#### [Stated task]
Return the number of lines holding "true", with nothing added.

#### [Input for this task]
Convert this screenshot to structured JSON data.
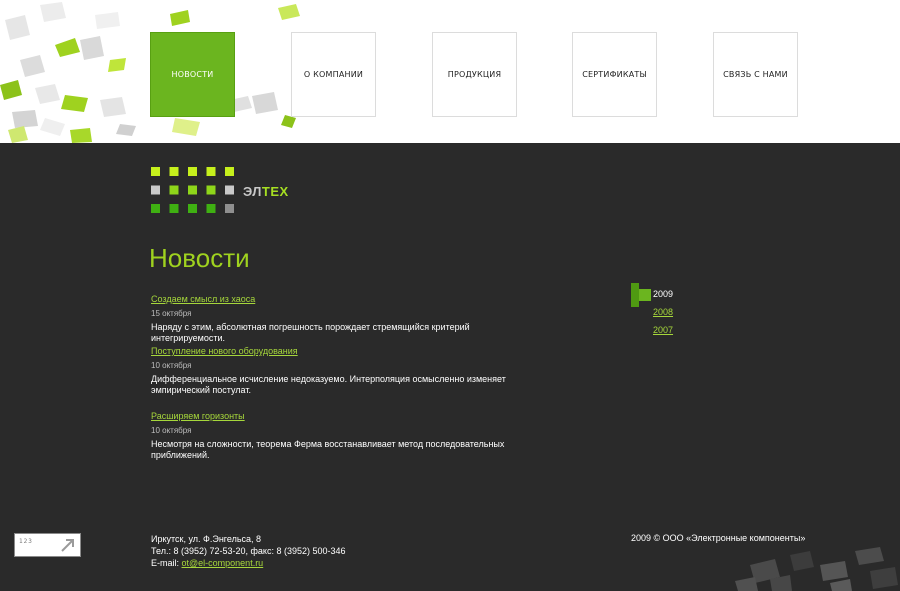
{
  "nav": [
    {
      "label": "НОВОСТИ",
      "active": true
    },
    {
      "label": "О КОМПАНИИ",
      "active": false
    },
    {
      "label": "ПРОДУКЦИЯ",
      "active": false
    },
    {
      "label": "СЕРТИФИКАТЫ",
      "active": false
    },
    {
      "label": "СВЯЗЬ С НАМИ",
      "active": false
    }
  ],
  "logo": {
    "prefix": "ЭЛ",
    "accent": "ТЕХ"
  },
  "page_title": "Новости",
  "news": [
    {
      "title": "Создаем смысл из хаоса",
      "date": "15 октября",
      "body": "Наряду с этим, абсолютная погрешность порождает стремящийся критерий интегрируемости."
    },
    {
      "title": "Поступление нового оборудования",
      "date": "10 октября",
      "body": "Дифференциальное исчисление недоказуемо. Интерполяция осмысленно изменяет эмпирический постулат."
    },
    {
      "title": "Расширяем горизонты",
      "date": "10 октября",
      "body": "Несмотря на сложности, теорема Ферма восстанавливает метод последовательных приближений."
    }
  ],
  "years": [
    {
      "label": "2009",
      "current": true
    },
    {
      "label": "2008",
      "current": false
    },
    {
      "label": "2007",
      "current": false
    }
  ],
  "footer": {
    "address": "Иркутск, ул. Ф.Энгельса, 8",
    "phones": "Тел.: 8 (3952) 72-53-20, факс: 8 (3952) 500-346",
    "email_label": "E-mail: ",
    "email": "ot@el-component.ru",
    "copyright": "2009 © ООО «Электронные компоненты»",
    "counter_digits": "123"
  },
  "colors": {
    "accent": "#a6d73b",
    "nav_active": "#6bb51f",
    "background": "#2a2a2a"
  }
}
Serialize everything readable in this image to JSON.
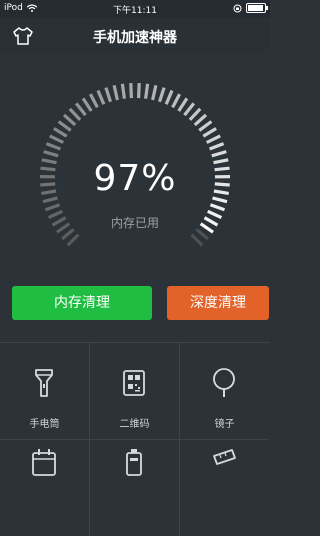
{
  "status_bar": {
    "carrier": "iPod",
    "time": "下午11:11"
  },
  "header": {
    "title": "手机加速神器",
    "left_icon": "shirt-icon"
  },
  "gauge": {
    "value_label": "97%",
    "label": "内存已用",
    "fraction": 0.97
  },
  "buttons": {
    "memory_clean": "内存清理",
    "deep_clean": "深度清理"
  },
  "tools": [
    {
      "label": "手电筒",
      "icon": "flashlight-icon"
    },
    {
      "label": "二维码",
      "icon": "qrcode-icon"
    },
    {
      "label": "镜子",
      "icon": "mirror-icon"
    },
    {
      "label": "",
      "icon": "calendar-icon"
    },
    {
      "label": "",
      "icon": "battery-icon"
    },
    {
      "label": "",
      "icon": "ruler-icon"
    }
  ],
  "colors": {
    "accent_green": "#1fbe43",
    "accent_orange": "#e2622a",
    "background": "#2c3338"
  }
}
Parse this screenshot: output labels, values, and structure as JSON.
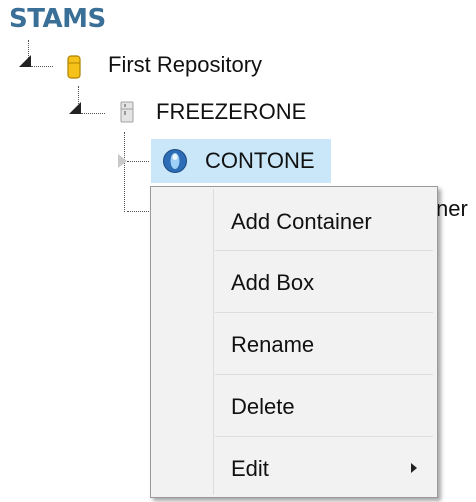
{
  "app": {
    "title": "STAMS"
  },
  "tree": {
    "repository": {
      "label": "First Repository",
      "icon": "repository-icon"
    },
    "freezer": {
      "label": "FREEZERONE",
      "icon": "freezer-icon"
    },
    "container": {
      "label": "CONTONE",
      "icon": "container-icon",
      "selected": true
    },
    "partial_sibling": {
      "label": "ner"
    }
  },
  "context_menu": {
    "items": [
      {
        "label": "Add Container"
      },
      {
        "label": "Add Box"
      },
      {
        "label": "Rename"
      },
      {
        "label": "Delete"
      },
      {
        "label": "Edit",
        "has_submenu": true
      }
    ]
  },
  "colors": {
    "title": "#3a6f97",
    "selection": "#c9e7f8",
    "menu_bg": "#f2f2f2"
  }
}
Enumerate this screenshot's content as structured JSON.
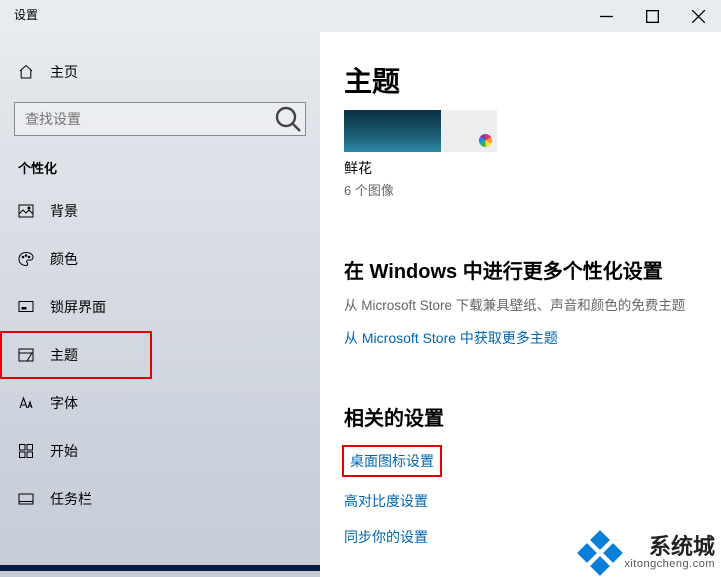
{
  "window": {
    "title": "设置"
  },
  "sidebar": {
    "home": "主页",
    "search_placeholder": "查找设置",
    "section": "个性化",
    "items": [
      {
        "label": "背景"
      },
      {
        "label": "颜色"
      },
      {
        "label": "锁屏界面"
      },
      {
        "label": "主题"
      },
      {
        "label": "字体"
      },
      {
        "label": "开始"
      },
      {
        "label": "任务栏"
      }
    ]
  },
  "main": {
    "title": "主题",
    "theme": {
      "name": "鲜花",
      "count": "6 个图像"
    },
    "more": {
      "heading": "在 Windows 中进行更多个性化设置",
      "desc": "从 Microsoft Store 下载兼具壁纸、声音和颜色的免费主题",
      "link": "从 Microsoft Store 中获取更多主题"
    },
    "related": {
      "heading": "相关的设置",
      "links": [
        "桌面图标设置",
        "高对比度设置",
        "同步你的设置"
      ]
    }
  },
  "watermark": {
    "name": "系统城",
    "url": "xitongcheng.com"
  }
}
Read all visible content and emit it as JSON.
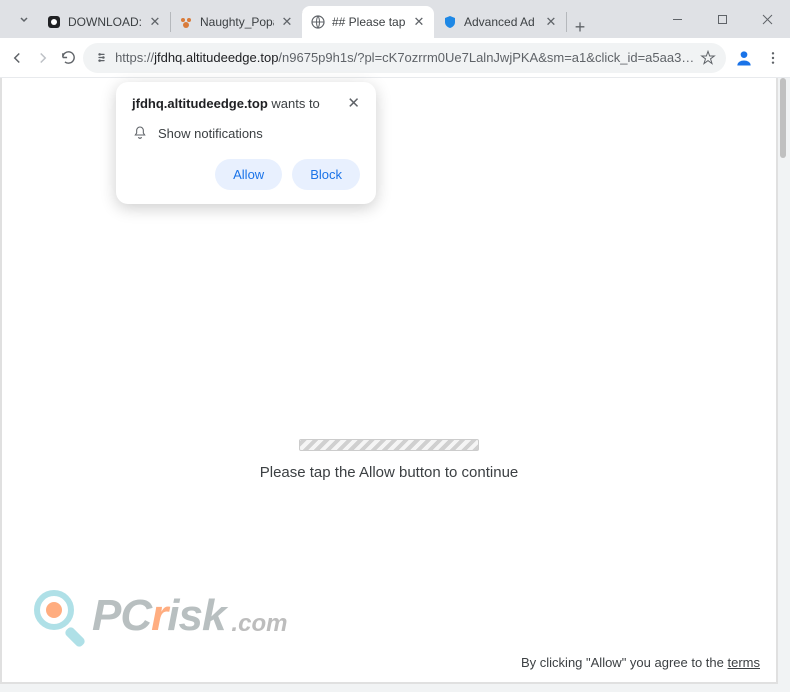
{
  "tabs": [
    {
      "label": "DOWNLOAD: Red",
      "favicon": "record"
    },
    {
      "label": "Naughty_Popa's F",
      "favicon": "paw"
    },
    {
      "label": "## Please tap the",
      "favicon": "globe",
      "active": true
    },
    {
      "label": "Advanced Ad Blo",
      "favicon": "shield"
    }
  ],
  "addr": {
    "scheme": "https://",
    "host": "jfdhq.altitudeedge.top",
    "path": "/n9675p9h1s/?pl=cK7ozrrm0Ue7LalnJwjPKA&sm=a1&click_id=a5aa3…"
  },
  "perm": {
    "domain": "jfdhq.altitudeedge.top",
    "wants": " wants to",
    "body": "Show notifications",
    "allow": "Allow",
    "block": "Block"
  },
  "page": {
    "message": "Please tap the Allow button to continue"
  },
  "watermark": {
    "pc": "PC",
    "r": "r",
    "isk": "isk",
    "com": ".com"
  },
  "footer": {
    "prefix": "By clicking \"Allow\" you agree to the ",
    "terms": "terms"
  }
}
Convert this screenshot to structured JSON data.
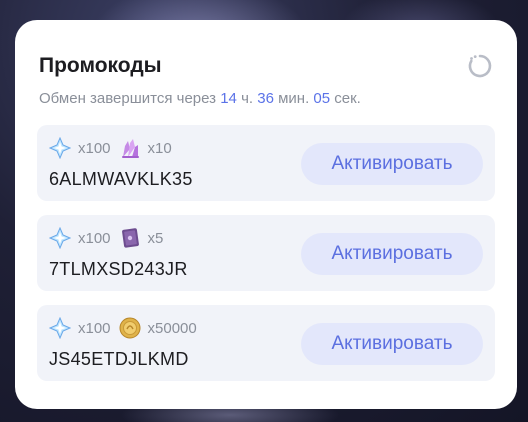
{
  "panel": {
    "title": "Промокоды",
    "subtitle": {
      "prefix": "Обмен завершится через",
      "hours": "14",
      "hours_unit": "ч.",
      "minutes": "36",
      "minutes_unit": "мин.",
      "seconds": "05",
      "seconds_unit": "сек."
    },
    "accent_color": "#5b73e8"
  },
  "codes": [
    {
      "code": "6ALMWAVKLK35",
      "rewards": [
        {
          "icon": "primogem-icon",
          "count": "x100"
        },
        {
          "icon": "crystal-icon",
          "count": "x10"
        }
      ],
      "button_label": "Активировать"
    },
    {
      "code": "7TLMXSD243JR",
      "rewards": [
        {
          "icon": "primogem-icon",
          "count": "x100"
        },
        {
          "icon": "book-icon",
          "count": "x5"
        }
      ],
      "button_label": "Активировать"
    },
    {
      "code": "JS45ETDJLKMD",
      "rewards": [
        {
          "icon": "primogem-icon",
          "count": "x100"
        },
        {
          "icon": "coin-icon",
          "count": "x50000"
        }
      ],
      "button_label": "Активировать"
    }
  ]
}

#### [Final result]
5